• [EXERCISE TASK]: Read the entries below and pull out each line with the string "رخمان".

━━━━━━━━

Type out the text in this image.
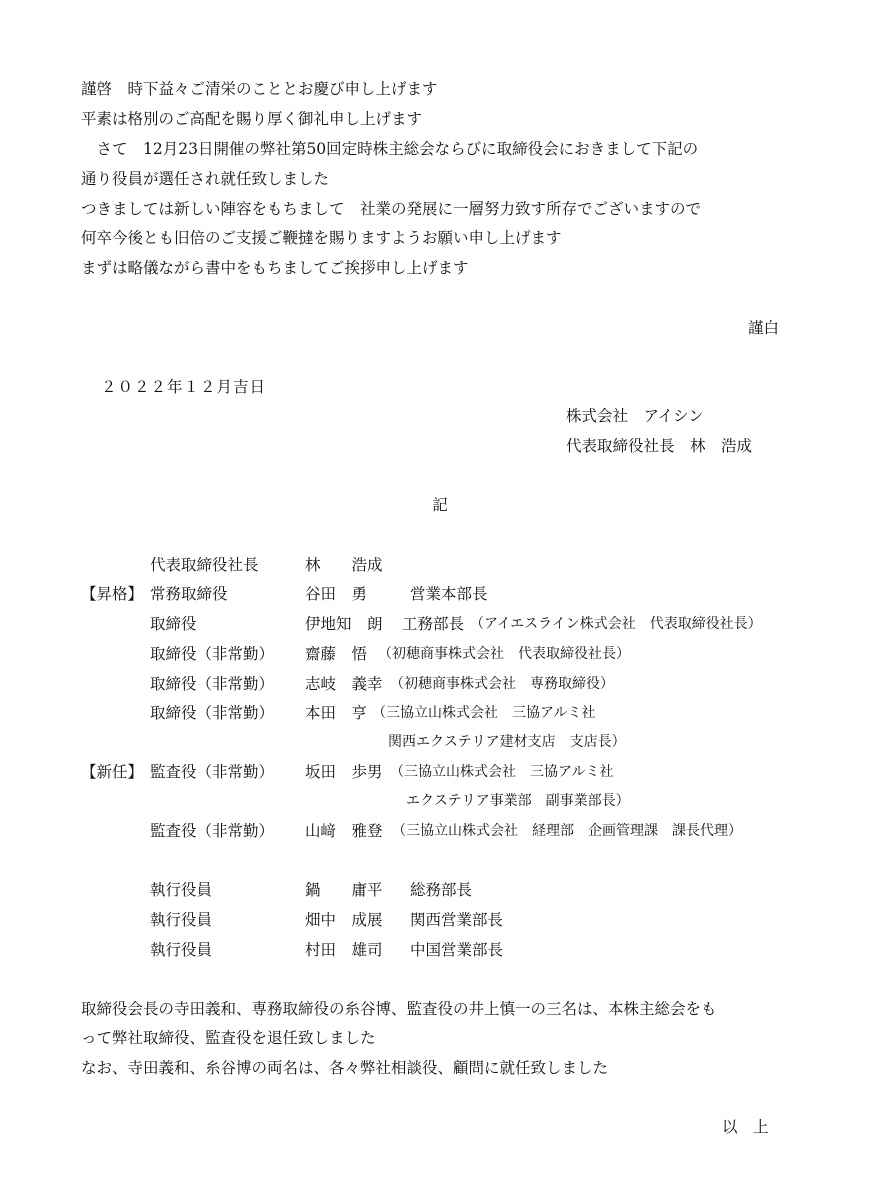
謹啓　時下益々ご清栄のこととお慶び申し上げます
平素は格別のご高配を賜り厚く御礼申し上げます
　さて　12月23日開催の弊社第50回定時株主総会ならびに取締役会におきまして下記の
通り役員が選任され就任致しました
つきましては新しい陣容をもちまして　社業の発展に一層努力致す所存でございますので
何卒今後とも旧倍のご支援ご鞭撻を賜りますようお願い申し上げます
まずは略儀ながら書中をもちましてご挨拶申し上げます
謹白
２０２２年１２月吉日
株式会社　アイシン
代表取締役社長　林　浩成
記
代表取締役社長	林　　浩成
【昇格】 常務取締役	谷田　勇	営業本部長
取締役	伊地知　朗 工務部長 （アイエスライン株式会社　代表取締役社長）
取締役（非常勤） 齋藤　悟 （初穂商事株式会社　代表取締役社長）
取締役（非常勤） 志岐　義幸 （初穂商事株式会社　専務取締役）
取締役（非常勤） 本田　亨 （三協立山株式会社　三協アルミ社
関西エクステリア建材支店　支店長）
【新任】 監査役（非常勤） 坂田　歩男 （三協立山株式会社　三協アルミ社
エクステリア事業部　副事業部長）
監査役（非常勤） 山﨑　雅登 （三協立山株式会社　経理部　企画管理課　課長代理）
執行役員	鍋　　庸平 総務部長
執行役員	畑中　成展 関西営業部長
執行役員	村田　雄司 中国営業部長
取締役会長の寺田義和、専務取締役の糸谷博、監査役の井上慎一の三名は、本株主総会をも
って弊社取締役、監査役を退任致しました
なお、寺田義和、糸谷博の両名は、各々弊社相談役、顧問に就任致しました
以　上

━━━━━━━━

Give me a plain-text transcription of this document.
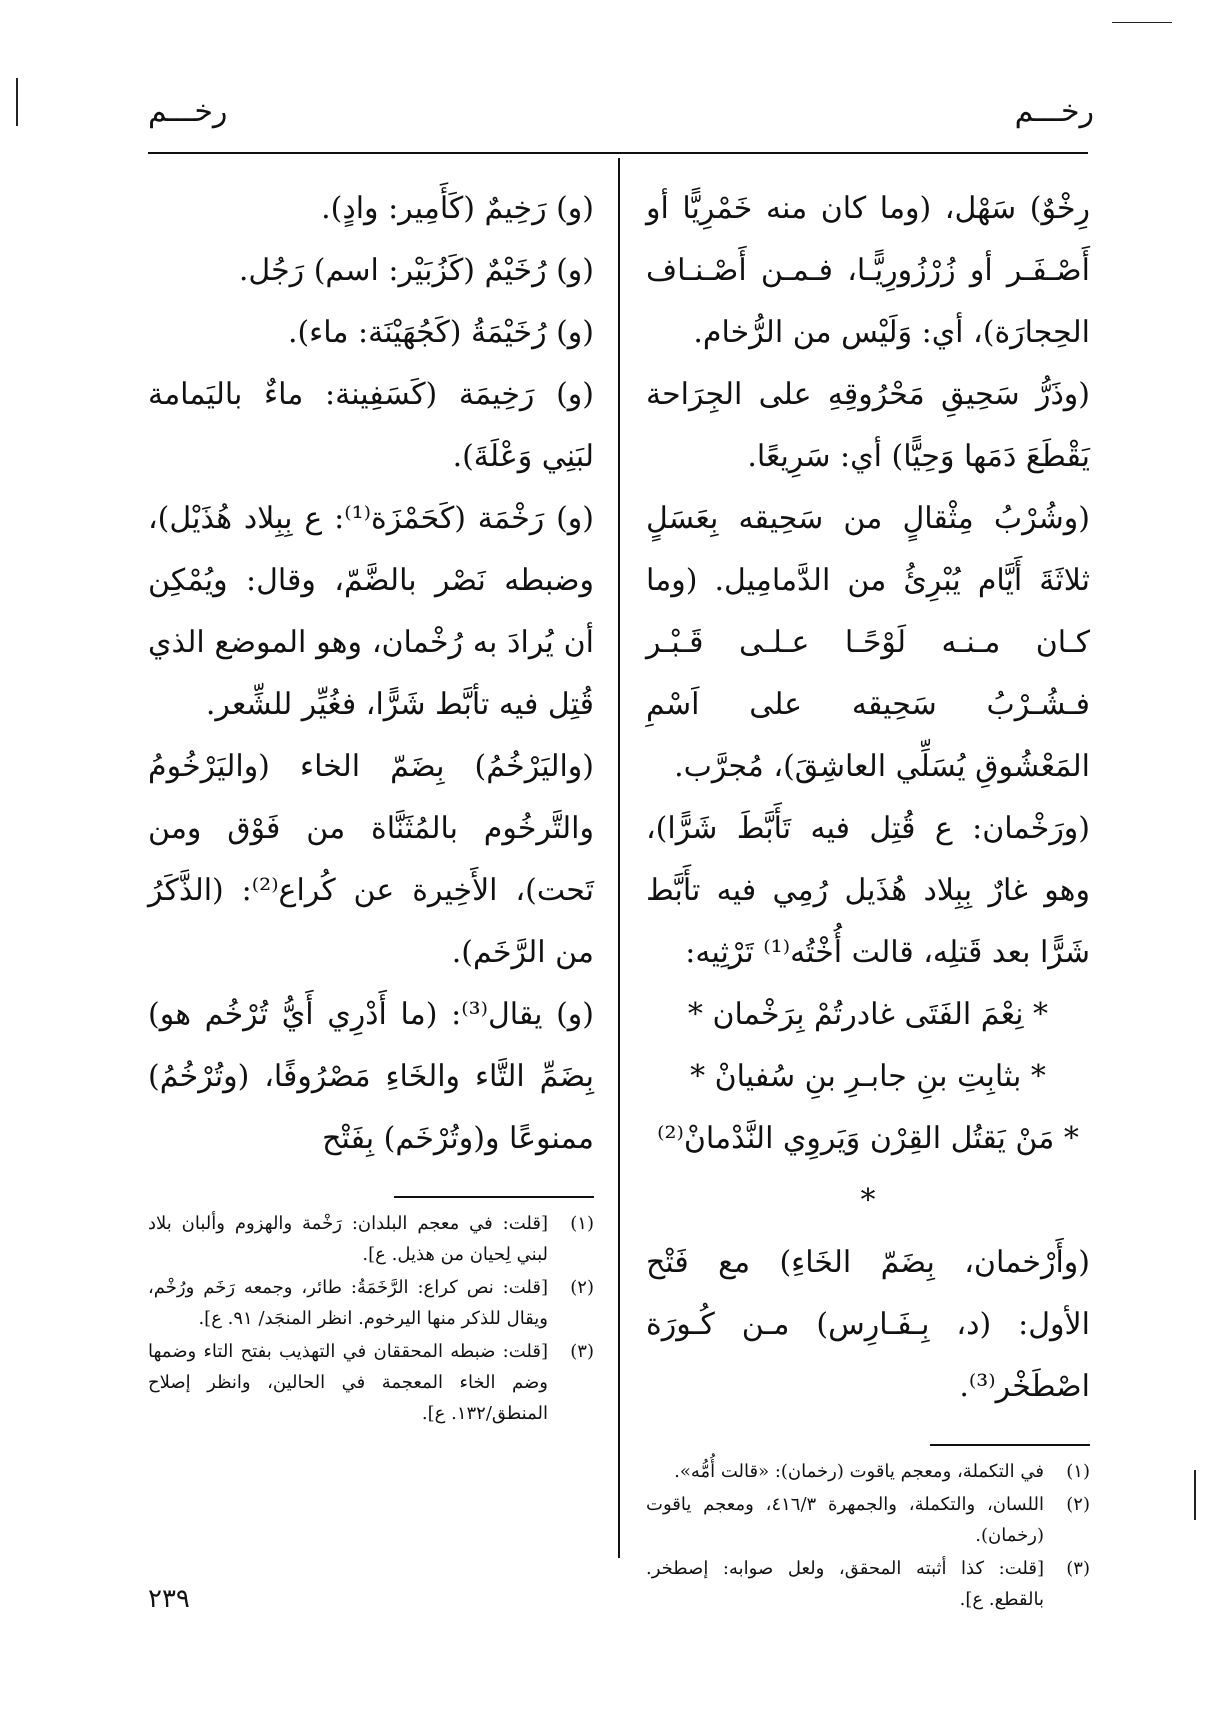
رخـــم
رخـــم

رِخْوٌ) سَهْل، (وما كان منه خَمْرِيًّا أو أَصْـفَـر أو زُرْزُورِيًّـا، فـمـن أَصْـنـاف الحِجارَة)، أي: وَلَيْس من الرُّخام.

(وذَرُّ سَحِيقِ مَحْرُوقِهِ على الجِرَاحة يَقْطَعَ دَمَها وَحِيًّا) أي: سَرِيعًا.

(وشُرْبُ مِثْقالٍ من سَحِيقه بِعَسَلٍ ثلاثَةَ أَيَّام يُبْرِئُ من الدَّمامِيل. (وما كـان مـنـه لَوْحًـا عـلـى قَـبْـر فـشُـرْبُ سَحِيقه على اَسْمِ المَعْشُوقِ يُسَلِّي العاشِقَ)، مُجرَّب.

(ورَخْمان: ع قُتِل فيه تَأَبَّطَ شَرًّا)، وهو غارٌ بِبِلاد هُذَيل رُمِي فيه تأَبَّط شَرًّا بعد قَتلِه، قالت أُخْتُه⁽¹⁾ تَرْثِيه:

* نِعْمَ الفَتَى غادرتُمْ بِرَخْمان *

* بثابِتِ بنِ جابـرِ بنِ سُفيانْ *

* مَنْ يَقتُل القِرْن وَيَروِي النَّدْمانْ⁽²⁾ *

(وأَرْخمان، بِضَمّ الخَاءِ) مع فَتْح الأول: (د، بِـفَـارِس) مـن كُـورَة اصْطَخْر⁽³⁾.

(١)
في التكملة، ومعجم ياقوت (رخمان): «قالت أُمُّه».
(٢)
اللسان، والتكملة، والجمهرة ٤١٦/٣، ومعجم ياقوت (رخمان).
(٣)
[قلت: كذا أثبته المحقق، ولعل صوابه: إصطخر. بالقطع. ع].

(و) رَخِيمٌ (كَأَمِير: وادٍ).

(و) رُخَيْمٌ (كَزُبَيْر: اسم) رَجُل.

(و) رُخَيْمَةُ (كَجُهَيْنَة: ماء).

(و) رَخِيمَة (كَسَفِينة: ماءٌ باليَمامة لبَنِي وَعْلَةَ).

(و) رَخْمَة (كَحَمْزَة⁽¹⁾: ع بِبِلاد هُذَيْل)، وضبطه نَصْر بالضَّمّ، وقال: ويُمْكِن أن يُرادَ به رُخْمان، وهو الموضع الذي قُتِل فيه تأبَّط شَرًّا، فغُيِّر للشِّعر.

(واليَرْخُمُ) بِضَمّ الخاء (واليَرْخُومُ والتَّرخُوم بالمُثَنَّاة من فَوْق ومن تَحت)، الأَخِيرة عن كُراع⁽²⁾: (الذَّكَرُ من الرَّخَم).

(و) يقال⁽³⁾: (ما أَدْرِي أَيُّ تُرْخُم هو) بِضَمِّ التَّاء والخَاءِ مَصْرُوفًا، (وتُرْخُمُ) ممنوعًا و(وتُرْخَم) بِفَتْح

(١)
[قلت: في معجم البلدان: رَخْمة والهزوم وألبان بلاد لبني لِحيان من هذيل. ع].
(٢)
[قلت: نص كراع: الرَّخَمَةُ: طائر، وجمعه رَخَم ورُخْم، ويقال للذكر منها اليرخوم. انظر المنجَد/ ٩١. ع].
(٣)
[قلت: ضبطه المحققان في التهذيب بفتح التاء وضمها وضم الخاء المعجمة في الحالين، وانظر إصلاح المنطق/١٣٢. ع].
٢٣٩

━━━━━━━━

• [ANSWER TO THIS TASK]:
في التكملة، ومعجم ياقوت (رخمان): «قالت أُمُّه».
اللسان، والتكملة، والجمهرة ٤١٦/٣، ومعجم ياقوت (رخمان).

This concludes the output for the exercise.